## SHORT PROBLEM
Retype all of the data. Every line must match exactly.

## DATA PROVIDED
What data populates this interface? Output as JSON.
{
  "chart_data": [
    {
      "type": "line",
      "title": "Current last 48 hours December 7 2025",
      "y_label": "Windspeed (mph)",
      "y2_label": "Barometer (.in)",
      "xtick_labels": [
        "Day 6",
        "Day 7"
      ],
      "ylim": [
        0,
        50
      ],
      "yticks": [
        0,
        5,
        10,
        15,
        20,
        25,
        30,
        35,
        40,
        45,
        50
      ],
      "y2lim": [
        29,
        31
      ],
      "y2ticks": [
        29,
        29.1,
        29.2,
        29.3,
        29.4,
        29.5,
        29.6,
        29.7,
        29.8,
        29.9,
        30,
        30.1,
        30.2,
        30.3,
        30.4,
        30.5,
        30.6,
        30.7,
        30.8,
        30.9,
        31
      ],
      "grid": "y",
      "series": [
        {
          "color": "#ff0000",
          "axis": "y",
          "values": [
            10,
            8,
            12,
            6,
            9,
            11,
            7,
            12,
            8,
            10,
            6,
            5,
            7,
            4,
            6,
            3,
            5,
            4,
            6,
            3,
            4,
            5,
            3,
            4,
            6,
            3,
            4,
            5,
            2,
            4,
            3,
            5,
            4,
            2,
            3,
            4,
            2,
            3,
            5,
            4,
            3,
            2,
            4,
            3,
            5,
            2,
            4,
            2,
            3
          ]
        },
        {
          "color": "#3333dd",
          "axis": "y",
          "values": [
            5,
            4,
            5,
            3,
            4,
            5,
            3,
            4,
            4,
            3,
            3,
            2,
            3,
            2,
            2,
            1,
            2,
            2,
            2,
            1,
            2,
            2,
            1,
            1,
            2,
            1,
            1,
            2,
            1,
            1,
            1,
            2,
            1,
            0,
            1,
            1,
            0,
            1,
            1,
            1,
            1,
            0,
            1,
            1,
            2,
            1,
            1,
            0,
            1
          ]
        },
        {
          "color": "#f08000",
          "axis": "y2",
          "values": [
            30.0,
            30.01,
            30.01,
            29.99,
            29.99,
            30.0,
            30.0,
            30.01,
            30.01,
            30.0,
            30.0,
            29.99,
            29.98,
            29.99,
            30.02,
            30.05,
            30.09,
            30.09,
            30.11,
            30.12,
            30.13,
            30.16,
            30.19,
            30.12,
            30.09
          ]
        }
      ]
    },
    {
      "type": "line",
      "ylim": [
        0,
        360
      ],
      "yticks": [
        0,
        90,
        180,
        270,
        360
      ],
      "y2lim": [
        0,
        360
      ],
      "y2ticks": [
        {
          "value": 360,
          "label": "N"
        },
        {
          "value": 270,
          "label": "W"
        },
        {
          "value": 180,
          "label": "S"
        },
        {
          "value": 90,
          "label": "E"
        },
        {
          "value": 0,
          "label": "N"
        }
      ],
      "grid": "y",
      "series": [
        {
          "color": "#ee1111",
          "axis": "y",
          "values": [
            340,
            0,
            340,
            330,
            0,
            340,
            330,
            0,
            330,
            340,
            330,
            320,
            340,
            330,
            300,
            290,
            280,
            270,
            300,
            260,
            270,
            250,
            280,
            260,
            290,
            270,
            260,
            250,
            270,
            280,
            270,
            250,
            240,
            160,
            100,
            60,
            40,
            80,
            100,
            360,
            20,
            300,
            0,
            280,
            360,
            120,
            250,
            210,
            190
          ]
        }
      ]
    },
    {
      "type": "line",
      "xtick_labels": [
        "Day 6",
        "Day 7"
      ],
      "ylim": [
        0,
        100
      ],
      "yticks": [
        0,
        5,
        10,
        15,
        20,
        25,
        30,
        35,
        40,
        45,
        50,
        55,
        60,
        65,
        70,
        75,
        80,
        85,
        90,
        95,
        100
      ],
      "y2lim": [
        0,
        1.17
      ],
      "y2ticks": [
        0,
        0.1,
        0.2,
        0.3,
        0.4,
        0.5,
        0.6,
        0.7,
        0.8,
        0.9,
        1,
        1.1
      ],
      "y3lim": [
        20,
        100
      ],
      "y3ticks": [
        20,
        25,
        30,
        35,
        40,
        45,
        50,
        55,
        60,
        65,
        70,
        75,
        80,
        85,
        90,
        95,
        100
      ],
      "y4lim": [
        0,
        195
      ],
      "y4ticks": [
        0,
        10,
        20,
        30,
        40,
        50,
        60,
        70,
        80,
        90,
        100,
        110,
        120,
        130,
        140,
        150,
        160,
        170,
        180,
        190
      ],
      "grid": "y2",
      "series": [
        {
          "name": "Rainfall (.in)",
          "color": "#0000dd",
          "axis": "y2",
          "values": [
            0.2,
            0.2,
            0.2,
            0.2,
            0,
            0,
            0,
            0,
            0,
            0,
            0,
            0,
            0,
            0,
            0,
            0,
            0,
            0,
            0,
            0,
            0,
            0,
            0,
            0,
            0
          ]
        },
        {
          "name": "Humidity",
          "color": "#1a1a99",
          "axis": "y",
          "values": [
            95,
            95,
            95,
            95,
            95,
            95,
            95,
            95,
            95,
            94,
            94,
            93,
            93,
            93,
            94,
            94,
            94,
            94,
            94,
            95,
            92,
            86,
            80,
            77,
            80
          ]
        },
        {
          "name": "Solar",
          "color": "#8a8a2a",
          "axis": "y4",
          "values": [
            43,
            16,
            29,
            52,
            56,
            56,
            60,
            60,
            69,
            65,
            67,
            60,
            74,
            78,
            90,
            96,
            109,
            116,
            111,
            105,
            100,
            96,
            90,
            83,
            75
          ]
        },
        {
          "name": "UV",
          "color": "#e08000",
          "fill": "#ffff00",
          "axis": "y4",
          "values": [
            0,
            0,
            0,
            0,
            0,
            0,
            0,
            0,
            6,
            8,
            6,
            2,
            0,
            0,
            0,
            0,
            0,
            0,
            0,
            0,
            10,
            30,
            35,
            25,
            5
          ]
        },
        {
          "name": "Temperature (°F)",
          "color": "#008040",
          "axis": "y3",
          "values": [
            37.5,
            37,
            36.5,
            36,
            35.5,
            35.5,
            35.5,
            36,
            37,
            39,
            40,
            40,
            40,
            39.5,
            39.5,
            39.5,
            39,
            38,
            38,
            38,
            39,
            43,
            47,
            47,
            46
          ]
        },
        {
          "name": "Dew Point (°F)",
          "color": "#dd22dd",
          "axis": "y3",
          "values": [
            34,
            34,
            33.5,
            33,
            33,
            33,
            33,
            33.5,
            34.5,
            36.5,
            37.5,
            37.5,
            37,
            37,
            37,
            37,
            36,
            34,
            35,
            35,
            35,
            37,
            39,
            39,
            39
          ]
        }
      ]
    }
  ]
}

## RESULT FOR THIS TASK
What data populates this interface? Output as JSON.
{
  "chart_data": [
    {
      "type": "line",
      "title": "Current last 48 hours December 7 2025",
      "y_label": "Windspeed (mph)",
      "y2_label": "Barometer (.in)",
      "xtick_labels": [
        "Day 6",
        "Day 7"
      ],
      "ylim": [
        0,
        50
      ],
      "yticks": [
        0,
        5,
        10,
        15,
        20,
        25,
        30,
        35,
        40,
        45,
        50
      ],
      "y2lim": [
        29,
        31
      ],
      "y2ticks": [
        29,
        29.1,
        29.2,
        29.3,
        29.4,
        29.5,
        29.6,
        29.7,
        29.8,
        29.9,
        30,
        30.1,
        30.2,
        30.3,
        30.4,
        30.5,
        30.6,
        30.7,
        30.8,
        30.9,
        31
      ],
      "grid": "y",
      "series": [
        {
          "color": "#ff0000",
          "axis": "y",
          "values": [
            10,
            8,
            12,
            6,
            9,
            11,
            7,
            12,
            8,
            10,
            6,
            5,
            7,
            4,
            6,
            3,
            5,
            4,
            6,
            3,
            4,
            5,
            3,
            4,
            6,
            3,
            4,
            5,
            2,
            4,
            3,
            5,
            4,
            2,
            3,
            4,
            2,
            3,
            5,
            4,
            3,
            2,
            4,
            3,
            5,
            2,
            4,
            2,
            3
          ]
        },
        {
          "color": "#3333dd",
          "axis": "y",
          "values": [
            5,
            4,
            5,
            3,
            4,
            5,
            3,
            4,
            4,
            3,
            3,
            2,
            3,
            2,
            2,
            1,
            2,
            2,
            2,
            1,
            2,
            2,
            1,
            1,
            2,
            1,
            1,
            2,
            1,
            1,
            1,
            2,
            1,
            0,
            1,
            1,
            0,
            1,
            1,
            1,
            1,
            0,
            1,
            1,
            2,
            1,
            1,
            0,
            1
          ]
        },
        {
          "color": "#f08000",
          "axis": "y2",
          "values": [
            30.0,
            30.01,
            30.01,
            29.99,
            29.99,
            30.0,
            30.0,
            30.01,
            30.01,
            30.0,
            30.0,
            29.99,
            29.98,
            29.99,
            30.02,
            30.05,
            30.09,
            30.09,
            30.11,
            30.12,
            30.13,
            30.16,
            30.19,
            30.12,
            30.09
          ]
        }
      ]
    },
    {
      "type": "line",
      "ylim": [
        0,
        360
      ],
      "yticks": [
        0,
        90,
        180,
        270,
        360
      ],
      "y2lim": [
        0,
        360
      ],
      "y2ticks": [
        {
          "value": 360,
          "label": "N"
        },
        {
          "value": 270,
          "label": "W"
        },
        {
          "value": 180,
          "label": "S"
        },
        {
          "value": 90,
          "label": "E"
        },
        {
          "value": 0,
          "label": "N"
        }
      ],
      "grid": "y",
      "series": [
        {
          "color": "#ee1111",
          "axis": "y",
          "values": [
            340,
            0,
            340,
            330,
            0,
            340,
            330,
            0,
            330,
            340,
            330,
            320,
            340,
            330,
            300,
            290,
            280,
            270,
            300,
            260,
            270,
            250,
            280,
            260,
            290,
            270,
            260,
            250,
            270,
            280,
            270,
            250,
            240,
            160,
            100,
            60,
            40,
            80,
            100,
            360,
            20,
            300,
            0,
            280,
            360,
            120,
            250,
            210,
            190
          ]
        }
      ]
    },
    {
      "type": "line",
      "xtick_labels": [
        "Day 6",
        "Day 7"
      ],
      "ylim": [
        0,
        100
      ],
      "yticks": [
        0,
        5,
        10,
        15,
        20,
        25,
        30,
        35,
        40,
        45,
        50,
        55,
        60,
        65,
        70,
        75,
        80,
        85,
        90,
        95,
        100
      ],
      "y2lim": [
        0,
        1.17
      ],
      "y2ticks": [
        0,
        0.1,
        0.2,
        0.3,
        0.4,
        0.5,
        0.6,
        0.7,
        0.8,
        0.9,
        1,
        1.1
      ],
      "y3lim": [
        20,
        100
      ],
      "y3ticks": [
        20,
        25,
        30,
        35,
        40,
        45,
        50,
        55,
        60,
        65,
        70,
        75,
        80,
        85,
        90,
        95,
        100
      ],
      "y4lim": [
        0,
        195
      ],
      "y4ticks": [
        0,
        10,
        20,
        30,
        40,
        50,
        60,
        70,
        80,
        90,
        100,
        110,
        120,
        130,
        140,
        150,
        160,
        170,
        180,
        190
      ],
      "grid": "y2",
      "series": [
        {
          "name": "Rainfall (.in)",
          "color": "#0000dd",
          "axis": "y2",
          "values": [
            0.2,
            0.2,
            0.2,
            0.2,
            0,
            0,
            0,
            0,
            0,
            0,
            0,
            0,
            0,
            0,
            0,
            0,
            0,
            0,
            0,
            0,
            0,
            0,
            0,
            0,
            0
          ]
        },
        {
          "name": "Humidity",
          "color": "#1a1a99",
          "axis": "y",
          "values": [
            95,
            95,
            95,
            95,
            95,
            95,
            95,
            95,
            95,
            94,
            94,
            93,
            93,
            93,
            94,
            94,
            94,
            94,
            94,
            95,
            92,
            86,
            80,
            77,
            80
          ]
        },
        {
          "name": "Solar",
          "color": "#8a8a2a",
          "axis": "y4",
          "values": [
            43,
            16,
            29,
            52,
            56,
            56,
            60,
            60,
            69,
            65,
            67,
            60,
            74,
            78,
            90,
            96,
            109,
            116,
            111,
            105,
            100,
            96,
            90,
            83,
            75
          ]
        },
        {
          "name": "UV",
          "color": "#e08000",
          "fill": "#ffff00",
          "axis": "y4",
          "values": [
            0,
            0,
            0,
            0,
            0,
            0,
            0,
            0,
            6,
            8,
            6,
            2,
            0,
            0,
            0,
            0,
            0,
            0,
            0,
            0,
            10,
            30,
            35,
            25,
            5
          ]
        },
        {
          "name": "Temperature (°F)",
          "color": "#008040",
          "axis": "y3",
          "values": [
            37.5,
            37,
            36.5,
            36,
            35.5,
            35.5,
            35.5,
            36,
            37,
            39,
            40,
            40,
            40,
            39.5,
            39.5,
            39.5,
            39,
            38,
            38,
            38,
            39,
            43,
            47,
            47,
            46
          ]
        },
        {
          "name": "Dew Point (°F)",
          "color": "#dd22dd",
          "axis": "y3",
          "values": [
            34,
            34,
            33.5,
            33,
            33,
            33,
            33,
            33.5,
            34.5,
            36.5,
            37.5,
            37.5,
            37,
            37,
            37,
            37,
            36,
            34,
            35,
            35,
            35,
            37,
            39,
            39,
            39
          ]
        }
      ]
    }
  ]
}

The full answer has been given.